Set task 1 - In the list of drawings, what does FIG. 9 show?

Extract to read -
BRIEF DESCRIPTION OF THE DRAWINGS

These and other objects, features and advantages of the invention, as well as the invention itself, will become better understood by reference to the following detailed description when considered in connection with the accompanying drawings wherein like reference numerals designate identical or corresponding parts throughout the several views, and wherein:

FIG. 1 is a schematic block diagram of a first embodiment of the invention;

FIG. 2 illustrates the column, row and quadrant locations of each of the phase shift assemblies in the array of FIG. 1;

FIG. 3 is a schematic block diagram of one of the phase shift assemblies of FIG. 1;

FIG. 4 illustrates an exemplary linear phase gradient of a planar wavefront in an azimuth direction;

FIG. 5 illustrates an exemplary linear phase gradient of a planar wavefront in an elevation direction;

FIG. 6 is a block diagram of the programmable beam transform controller of FIG. 1.

FIG. 7 is a schematic block diagram of a first type of phase shift control circuit of FIG. 3;

FIG. 8 is a schematic block diagram of a preferred type of phase shift control circuit of FIG. 3;

FIG. 9 is a schematic block diagram of a second embodiment of the invention; and

FIG. 10 is a schematic block diagram of additional structure that is added to the front end of the phase shift assembly of FIG. 3 in the second embodiment of the invention of FIG. 9.

Stored data entries:
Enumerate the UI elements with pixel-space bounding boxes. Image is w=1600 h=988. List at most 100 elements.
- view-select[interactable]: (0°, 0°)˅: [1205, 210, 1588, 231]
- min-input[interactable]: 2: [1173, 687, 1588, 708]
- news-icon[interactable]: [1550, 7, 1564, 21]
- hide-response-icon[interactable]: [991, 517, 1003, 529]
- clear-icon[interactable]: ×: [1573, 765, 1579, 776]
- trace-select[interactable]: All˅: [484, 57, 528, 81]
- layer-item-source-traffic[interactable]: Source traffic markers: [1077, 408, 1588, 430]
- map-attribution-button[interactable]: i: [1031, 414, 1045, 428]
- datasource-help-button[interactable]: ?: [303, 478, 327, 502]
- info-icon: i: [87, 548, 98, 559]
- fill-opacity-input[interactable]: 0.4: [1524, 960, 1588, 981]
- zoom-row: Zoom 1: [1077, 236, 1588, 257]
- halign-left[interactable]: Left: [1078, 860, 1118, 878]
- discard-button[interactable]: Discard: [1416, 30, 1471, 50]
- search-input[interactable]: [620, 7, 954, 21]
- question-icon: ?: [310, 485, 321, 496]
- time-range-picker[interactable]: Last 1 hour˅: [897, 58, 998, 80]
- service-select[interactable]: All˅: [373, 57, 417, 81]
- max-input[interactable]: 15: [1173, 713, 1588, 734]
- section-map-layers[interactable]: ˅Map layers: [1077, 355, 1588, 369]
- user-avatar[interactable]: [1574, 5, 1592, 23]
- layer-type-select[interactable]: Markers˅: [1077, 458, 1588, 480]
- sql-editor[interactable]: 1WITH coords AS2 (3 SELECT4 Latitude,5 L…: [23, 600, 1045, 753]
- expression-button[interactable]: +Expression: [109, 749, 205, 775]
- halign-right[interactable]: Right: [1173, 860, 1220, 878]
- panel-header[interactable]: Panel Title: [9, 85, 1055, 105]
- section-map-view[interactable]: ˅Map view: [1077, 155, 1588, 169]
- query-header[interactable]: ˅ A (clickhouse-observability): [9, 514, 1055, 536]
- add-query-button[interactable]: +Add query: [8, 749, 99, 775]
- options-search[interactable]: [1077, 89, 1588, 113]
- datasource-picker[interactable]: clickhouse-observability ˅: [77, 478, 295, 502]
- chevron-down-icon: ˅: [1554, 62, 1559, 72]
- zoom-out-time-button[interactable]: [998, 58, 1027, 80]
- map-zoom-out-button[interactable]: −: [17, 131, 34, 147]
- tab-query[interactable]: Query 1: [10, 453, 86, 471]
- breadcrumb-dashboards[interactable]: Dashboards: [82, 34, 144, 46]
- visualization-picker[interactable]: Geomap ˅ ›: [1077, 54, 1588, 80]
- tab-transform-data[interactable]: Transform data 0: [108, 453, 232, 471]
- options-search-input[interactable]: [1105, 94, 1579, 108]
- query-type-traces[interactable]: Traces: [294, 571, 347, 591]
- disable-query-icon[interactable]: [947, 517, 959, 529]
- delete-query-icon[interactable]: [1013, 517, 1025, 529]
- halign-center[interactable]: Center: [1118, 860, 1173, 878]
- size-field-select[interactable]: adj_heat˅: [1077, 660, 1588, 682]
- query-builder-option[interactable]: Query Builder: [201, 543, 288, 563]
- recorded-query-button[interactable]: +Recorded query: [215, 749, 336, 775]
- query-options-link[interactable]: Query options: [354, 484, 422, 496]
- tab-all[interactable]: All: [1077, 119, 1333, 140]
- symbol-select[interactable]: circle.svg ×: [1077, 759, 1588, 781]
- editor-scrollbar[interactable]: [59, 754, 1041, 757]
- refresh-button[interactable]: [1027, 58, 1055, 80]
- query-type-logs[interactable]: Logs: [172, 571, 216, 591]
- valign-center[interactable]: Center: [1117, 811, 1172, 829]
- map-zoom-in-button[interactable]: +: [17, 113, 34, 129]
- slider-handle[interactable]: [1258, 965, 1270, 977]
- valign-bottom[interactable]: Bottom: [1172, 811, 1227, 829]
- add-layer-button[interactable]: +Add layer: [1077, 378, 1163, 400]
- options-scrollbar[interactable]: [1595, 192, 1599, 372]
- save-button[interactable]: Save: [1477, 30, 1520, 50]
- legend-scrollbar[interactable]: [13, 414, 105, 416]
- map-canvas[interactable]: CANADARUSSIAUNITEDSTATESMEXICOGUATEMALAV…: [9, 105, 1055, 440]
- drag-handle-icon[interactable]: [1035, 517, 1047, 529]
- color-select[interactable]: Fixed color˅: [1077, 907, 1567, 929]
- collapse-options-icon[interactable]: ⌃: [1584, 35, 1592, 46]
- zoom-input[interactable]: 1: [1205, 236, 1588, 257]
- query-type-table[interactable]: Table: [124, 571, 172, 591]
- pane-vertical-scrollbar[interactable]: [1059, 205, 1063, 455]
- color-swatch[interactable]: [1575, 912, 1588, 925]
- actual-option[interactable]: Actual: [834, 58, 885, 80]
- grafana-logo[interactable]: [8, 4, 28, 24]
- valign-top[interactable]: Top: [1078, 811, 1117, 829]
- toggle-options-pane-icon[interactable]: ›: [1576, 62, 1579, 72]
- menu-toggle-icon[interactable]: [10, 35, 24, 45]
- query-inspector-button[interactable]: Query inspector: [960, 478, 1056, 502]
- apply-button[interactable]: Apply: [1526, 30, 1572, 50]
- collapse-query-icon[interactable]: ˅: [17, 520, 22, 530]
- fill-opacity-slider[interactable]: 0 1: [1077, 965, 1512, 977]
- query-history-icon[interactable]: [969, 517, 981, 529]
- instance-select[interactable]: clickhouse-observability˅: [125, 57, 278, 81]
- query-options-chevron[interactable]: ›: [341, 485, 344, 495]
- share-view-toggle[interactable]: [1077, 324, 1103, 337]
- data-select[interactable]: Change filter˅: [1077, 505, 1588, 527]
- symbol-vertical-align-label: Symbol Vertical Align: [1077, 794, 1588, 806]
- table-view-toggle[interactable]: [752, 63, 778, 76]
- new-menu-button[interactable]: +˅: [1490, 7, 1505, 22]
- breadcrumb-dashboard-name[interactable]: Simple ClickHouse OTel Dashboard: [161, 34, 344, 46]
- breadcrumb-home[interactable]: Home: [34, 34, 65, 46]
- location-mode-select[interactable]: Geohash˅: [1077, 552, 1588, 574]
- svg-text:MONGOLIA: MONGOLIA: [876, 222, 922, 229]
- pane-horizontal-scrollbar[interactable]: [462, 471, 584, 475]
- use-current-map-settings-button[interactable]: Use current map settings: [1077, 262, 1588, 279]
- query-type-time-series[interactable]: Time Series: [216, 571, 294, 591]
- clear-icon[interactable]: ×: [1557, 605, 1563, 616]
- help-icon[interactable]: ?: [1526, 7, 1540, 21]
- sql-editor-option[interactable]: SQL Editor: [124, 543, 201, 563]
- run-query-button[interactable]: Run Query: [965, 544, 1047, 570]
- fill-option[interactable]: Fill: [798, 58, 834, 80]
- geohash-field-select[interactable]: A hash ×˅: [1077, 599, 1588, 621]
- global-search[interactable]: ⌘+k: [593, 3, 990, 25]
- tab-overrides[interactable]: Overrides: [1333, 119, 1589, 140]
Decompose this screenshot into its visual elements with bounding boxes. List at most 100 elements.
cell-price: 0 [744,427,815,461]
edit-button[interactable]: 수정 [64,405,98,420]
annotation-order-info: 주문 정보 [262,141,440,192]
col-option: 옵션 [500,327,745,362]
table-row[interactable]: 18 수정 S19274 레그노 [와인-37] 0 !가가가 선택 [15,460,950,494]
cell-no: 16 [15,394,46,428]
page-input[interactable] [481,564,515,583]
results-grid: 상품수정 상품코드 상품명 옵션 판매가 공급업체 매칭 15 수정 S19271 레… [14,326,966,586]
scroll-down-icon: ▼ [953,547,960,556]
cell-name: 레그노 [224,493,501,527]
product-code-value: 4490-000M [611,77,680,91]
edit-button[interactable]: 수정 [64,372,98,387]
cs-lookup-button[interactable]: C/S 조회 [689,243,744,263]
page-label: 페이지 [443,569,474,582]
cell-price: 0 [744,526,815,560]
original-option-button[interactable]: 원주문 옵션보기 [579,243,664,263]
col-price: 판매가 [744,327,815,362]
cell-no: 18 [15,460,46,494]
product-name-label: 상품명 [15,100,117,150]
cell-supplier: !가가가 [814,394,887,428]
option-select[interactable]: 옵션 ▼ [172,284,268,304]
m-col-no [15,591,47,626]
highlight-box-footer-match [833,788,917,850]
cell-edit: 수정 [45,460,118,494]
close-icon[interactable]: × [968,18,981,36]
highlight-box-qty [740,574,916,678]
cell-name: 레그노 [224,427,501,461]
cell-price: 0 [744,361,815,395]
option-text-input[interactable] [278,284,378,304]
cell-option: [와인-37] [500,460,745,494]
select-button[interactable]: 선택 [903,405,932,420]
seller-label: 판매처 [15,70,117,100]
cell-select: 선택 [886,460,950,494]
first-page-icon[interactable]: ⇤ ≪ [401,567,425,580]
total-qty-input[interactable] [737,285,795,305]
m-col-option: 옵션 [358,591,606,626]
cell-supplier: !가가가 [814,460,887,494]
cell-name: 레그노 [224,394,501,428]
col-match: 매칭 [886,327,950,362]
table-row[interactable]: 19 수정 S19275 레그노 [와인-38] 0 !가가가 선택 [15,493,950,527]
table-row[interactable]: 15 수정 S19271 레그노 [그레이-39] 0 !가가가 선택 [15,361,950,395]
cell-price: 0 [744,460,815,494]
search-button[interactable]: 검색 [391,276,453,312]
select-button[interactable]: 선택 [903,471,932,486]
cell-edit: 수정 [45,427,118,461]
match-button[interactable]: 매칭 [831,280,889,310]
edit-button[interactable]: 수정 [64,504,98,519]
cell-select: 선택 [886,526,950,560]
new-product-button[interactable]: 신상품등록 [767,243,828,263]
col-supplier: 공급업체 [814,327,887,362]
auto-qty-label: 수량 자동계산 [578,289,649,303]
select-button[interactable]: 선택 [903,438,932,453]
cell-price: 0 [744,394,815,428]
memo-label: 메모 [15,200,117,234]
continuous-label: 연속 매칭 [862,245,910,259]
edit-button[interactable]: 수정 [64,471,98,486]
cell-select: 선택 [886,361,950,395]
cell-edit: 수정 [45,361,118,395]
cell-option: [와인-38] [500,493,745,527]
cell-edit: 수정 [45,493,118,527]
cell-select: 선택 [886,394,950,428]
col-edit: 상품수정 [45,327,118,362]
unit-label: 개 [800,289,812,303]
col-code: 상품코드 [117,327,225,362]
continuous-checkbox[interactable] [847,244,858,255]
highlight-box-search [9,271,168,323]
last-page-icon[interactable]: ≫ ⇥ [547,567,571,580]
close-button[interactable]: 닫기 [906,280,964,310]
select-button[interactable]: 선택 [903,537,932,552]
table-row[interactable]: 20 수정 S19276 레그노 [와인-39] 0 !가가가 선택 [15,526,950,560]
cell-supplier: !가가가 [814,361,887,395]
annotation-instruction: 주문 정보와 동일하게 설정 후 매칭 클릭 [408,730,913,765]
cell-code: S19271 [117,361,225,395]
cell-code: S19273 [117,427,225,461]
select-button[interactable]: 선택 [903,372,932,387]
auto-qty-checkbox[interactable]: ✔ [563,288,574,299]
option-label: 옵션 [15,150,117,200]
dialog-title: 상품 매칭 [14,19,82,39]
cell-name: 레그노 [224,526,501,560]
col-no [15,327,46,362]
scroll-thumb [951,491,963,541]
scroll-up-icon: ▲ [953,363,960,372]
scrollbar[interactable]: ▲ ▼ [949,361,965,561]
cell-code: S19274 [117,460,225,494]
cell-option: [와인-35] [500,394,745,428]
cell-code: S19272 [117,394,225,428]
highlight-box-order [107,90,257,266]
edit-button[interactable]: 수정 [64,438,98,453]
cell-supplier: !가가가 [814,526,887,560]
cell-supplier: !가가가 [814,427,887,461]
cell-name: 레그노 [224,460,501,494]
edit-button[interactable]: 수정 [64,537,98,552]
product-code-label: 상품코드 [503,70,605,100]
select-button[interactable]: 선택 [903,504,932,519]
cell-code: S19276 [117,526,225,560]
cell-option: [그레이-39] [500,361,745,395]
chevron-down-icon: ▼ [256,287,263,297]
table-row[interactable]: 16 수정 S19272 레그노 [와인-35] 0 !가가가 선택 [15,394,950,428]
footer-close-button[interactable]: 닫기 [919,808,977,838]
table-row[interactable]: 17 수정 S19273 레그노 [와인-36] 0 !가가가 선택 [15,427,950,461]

Set task 2 - Output the rows verbatim, from the first line of the rows up to and including the line containing "- info-icon: i: [87, 548, 98, 559]".

Full output 1 - A schematic block diagram of a second embodiment of the invention.

Full output 2 -
Enumerate the UI elements with pixel-space bounding boxes. Image is w=1600 h=988. List at most 100 elements.
- view-select[interactable]: (0°, 0°)˅: [1205, 210, 1588, 231]
- min-input[interactable]: 2: [1173, 687, 1588, 708]
- news-icon[interactable]: [1550, 7, 1564, 21]
- hide-response-icon[interactable]: [991, 517, 1003, 529]
- clear-icon[interactable]: ×: [1573, 765, 1579, 776]
- trace-select[interactable]: All˅: [484, 57, 528, 81]
- layer-item-source-traffic[interactable]: Source traffic markers: [1077, 408, 1588, 430]
- map-attribution-button[interactable]: i: [1031, 414, 1045, 428]
- datasource-help-button[interactable]: ?: [303, 478, 327, 502]
- info-icon: i: [87, 548, 98, 559]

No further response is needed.